═════ PROVIDED RECORDS ═════

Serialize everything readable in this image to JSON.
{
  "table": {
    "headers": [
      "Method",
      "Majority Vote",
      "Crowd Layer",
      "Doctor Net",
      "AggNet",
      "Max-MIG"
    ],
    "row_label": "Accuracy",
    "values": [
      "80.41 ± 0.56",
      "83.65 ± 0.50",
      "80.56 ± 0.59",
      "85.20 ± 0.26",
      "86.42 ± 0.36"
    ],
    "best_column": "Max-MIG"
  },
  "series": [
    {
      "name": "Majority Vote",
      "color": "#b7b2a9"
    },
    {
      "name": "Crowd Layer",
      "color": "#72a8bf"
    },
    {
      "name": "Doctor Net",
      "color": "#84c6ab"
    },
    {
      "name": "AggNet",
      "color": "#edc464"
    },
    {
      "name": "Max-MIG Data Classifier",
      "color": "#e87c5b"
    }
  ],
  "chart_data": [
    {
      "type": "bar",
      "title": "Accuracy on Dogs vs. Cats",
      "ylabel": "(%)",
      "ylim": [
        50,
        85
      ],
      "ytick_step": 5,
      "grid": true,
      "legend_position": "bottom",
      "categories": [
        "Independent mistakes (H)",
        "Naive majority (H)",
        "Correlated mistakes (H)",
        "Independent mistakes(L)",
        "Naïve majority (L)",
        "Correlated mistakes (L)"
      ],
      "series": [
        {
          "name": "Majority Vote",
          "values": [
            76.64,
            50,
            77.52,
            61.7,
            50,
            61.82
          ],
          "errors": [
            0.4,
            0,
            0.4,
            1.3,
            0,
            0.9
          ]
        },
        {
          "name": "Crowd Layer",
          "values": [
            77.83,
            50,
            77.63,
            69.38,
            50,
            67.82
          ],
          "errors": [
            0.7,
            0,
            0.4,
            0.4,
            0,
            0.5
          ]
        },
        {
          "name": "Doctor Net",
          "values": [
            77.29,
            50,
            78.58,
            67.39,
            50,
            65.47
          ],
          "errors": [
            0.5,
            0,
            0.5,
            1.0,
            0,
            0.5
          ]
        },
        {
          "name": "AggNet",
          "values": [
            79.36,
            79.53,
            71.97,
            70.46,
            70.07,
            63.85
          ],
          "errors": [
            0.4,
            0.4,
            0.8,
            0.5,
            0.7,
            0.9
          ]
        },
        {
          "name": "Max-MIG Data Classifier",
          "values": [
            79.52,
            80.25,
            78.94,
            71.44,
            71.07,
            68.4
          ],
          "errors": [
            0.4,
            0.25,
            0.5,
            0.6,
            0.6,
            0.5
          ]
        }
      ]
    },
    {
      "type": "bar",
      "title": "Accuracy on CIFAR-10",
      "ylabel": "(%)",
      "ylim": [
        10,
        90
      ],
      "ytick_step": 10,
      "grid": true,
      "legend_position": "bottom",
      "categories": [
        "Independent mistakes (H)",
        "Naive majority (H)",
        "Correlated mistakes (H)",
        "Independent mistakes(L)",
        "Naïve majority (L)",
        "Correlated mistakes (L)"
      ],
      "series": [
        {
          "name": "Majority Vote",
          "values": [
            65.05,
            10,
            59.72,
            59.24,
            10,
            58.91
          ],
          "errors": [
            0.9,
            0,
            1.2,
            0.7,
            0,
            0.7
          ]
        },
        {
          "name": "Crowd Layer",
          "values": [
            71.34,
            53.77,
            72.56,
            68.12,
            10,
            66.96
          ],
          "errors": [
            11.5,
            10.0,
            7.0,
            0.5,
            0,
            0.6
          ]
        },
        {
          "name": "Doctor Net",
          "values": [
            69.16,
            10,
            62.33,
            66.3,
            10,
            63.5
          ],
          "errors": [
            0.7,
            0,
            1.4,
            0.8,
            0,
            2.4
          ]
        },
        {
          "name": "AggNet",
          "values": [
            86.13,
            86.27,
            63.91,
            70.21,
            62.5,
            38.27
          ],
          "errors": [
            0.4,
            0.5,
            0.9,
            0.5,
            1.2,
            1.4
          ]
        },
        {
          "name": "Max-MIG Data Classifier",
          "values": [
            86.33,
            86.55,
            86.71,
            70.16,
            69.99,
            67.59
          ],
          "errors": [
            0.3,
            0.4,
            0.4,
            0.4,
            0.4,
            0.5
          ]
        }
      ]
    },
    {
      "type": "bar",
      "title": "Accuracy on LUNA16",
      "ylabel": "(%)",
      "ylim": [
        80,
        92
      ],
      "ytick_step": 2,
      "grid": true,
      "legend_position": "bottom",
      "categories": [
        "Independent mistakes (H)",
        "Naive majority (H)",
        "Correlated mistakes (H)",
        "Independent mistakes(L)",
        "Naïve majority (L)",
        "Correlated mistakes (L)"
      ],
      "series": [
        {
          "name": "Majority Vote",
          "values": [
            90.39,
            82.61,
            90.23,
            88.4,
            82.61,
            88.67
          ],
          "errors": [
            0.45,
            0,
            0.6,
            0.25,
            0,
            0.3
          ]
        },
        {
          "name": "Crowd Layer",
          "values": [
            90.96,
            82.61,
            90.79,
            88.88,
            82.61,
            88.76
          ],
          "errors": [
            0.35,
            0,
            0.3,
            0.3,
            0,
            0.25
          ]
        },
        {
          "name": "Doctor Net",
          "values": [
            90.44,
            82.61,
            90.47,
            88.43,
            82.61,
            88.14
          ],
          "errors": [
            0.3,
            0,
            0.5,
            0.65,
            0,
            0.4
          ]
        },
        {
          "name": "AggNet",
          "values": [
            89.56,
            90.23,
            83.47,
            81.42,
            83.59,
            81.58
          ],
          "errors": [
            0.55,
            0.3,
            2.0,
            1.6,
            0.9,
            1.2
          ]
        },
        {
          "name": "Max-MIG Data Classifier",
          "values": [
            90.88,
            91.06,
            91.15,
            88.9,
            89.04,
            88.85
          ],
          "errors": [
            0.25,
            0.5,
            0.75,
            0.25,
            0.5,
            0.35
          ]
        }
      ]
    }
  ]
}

═════
═════ PROVIDED RECORDS ═════

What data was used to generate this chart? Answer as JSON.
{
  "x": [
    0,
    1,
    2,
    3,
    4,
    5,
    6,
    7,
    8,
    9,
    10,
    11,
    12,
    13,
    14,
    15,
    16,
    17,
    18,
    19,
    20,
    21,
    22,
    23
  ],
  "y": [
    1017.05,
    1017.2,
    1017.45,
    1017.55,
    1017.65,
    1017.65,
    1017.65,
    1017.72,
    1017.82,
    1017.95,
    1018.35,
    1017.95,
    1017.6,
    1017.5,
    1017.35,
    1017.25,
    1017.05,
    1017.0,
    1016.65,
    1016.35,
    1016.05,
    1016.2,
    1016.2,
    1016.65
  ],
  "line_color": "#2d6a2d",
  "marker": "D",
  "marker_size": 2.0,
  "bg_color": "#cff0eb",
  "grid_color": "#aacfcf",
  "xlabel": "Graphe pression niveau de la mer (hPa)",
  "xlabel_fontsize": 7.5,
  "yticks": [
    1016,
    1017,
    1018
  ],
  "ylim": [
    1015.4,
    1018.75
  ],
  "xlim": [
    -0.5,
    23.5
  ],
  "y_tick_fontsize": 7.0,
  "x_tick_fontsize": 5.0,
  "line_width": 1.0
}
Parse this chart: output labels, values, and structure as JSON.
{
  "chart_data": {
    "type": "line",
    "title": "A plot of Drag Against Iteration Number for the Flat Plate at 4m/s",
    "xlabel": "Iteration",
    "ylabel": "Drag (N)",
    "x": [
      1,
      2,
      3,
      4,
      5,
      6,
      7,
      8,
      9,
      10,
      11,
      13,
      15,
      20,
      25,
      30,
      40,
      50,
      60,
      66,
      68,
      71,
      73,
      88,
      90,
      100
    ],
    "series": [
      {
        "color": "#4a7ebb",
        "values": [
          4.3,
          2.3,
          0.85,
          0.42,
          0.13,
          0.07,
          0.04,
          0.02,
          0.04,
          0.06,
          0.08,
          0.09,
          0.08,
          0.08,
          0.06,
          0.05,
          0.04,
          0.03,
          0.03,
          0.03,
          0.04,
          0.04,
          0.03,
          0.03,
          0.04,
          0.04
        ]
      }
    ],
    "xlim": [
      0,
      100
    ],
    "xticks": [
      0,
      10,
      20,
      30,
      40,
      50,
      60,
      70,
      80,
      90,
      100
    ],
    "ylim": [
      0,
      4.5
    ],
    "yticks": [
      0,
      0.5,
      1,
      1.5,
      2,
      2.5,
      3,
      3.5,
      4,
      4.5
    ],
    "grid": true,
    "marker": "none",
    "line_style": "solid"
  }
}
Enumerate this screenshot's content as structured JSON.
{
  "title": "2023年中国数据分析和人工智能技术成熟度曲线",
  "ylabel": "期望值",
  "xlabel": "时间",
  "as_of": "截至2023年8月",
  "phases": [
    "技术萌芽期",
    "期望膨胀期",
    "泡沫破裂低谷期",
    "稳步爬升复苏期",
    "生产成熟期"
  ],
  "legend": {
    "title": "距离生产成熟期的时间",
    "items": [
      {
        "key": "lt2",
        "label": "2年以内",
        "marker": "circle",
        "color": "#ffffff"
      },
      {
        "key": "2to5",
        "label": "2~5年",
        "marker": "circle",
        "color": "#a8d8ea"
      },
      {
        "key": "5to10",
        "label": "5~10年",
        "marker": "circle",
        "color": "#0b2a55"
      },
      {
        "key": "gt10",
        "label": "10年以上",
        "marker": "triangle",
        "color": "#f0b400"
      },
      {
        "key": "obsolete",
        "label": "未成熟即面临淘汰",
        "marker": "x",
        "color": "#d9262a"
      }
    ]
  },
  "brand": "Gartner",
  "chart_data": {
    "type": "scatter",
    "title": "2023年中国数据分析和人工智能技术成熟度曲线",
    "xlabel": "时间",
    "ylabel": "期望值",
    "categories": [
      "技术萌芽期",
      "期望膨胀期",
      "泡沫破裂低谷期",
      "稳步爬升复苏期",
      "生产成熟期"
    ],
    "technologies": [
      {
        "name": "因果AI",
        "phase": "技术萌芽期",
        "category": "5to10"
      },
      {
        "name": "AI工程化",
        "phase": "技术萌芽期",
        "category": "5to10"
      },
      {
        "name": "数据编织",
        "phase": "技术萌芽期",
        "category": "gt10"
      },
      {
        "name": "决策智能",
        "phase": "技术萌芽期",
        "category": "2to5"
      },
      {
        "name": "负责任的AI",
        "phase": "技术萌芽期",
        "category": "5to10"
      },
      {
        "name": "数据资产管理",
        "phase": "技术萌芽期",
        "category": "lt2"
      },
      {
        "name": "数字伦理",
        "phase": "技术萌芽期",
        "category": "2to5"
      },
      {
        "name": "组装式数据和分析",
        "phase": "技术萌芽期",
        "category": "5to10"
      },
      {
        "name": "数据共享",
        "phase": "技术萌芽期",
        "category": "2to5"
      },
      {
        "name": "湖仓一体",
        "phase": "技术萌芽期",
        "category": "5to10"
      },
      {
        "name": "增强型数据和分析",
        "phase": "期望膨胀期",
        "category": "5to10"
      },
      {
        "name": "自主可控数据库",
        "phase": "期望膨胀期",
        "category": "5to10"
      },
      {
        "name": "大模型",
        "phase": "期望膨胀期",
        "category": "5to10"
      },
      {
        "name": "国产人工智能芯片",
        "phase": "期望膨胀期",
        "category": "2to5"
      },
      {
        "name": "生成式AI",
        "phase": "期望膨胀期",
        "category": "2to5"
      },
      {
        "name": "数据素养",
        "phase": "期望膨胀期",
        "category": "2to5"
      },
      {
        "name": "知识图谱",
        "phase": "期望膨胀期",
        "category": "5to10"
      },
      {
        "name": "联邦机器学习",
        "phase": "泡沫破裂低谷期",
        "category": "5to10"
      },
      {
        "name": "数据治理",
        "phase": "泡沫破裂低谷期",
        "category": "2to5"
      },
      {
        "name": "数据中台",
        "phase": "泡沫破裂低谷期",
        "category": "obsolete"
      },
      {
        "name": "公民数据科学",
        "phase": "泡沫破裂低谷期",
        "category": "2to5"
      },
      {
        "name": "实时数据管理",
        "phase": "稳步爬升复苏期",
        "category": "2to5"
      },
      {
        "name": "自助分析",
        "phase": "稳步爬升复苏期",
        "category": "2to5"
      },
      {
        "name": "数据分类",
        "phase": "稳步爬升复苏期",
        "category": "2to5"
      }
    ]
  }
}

═════

* **EXERCISE DESCRIPTION**
Every line of the records that includes the word "Iteration" should be gathered.

* **SOLUTION FOR THIS EXERCISE**
    "title": "A plot of Drag Against Iteration Number for the Flat Plate at 4m/s",
    "xlabel": "Iteration",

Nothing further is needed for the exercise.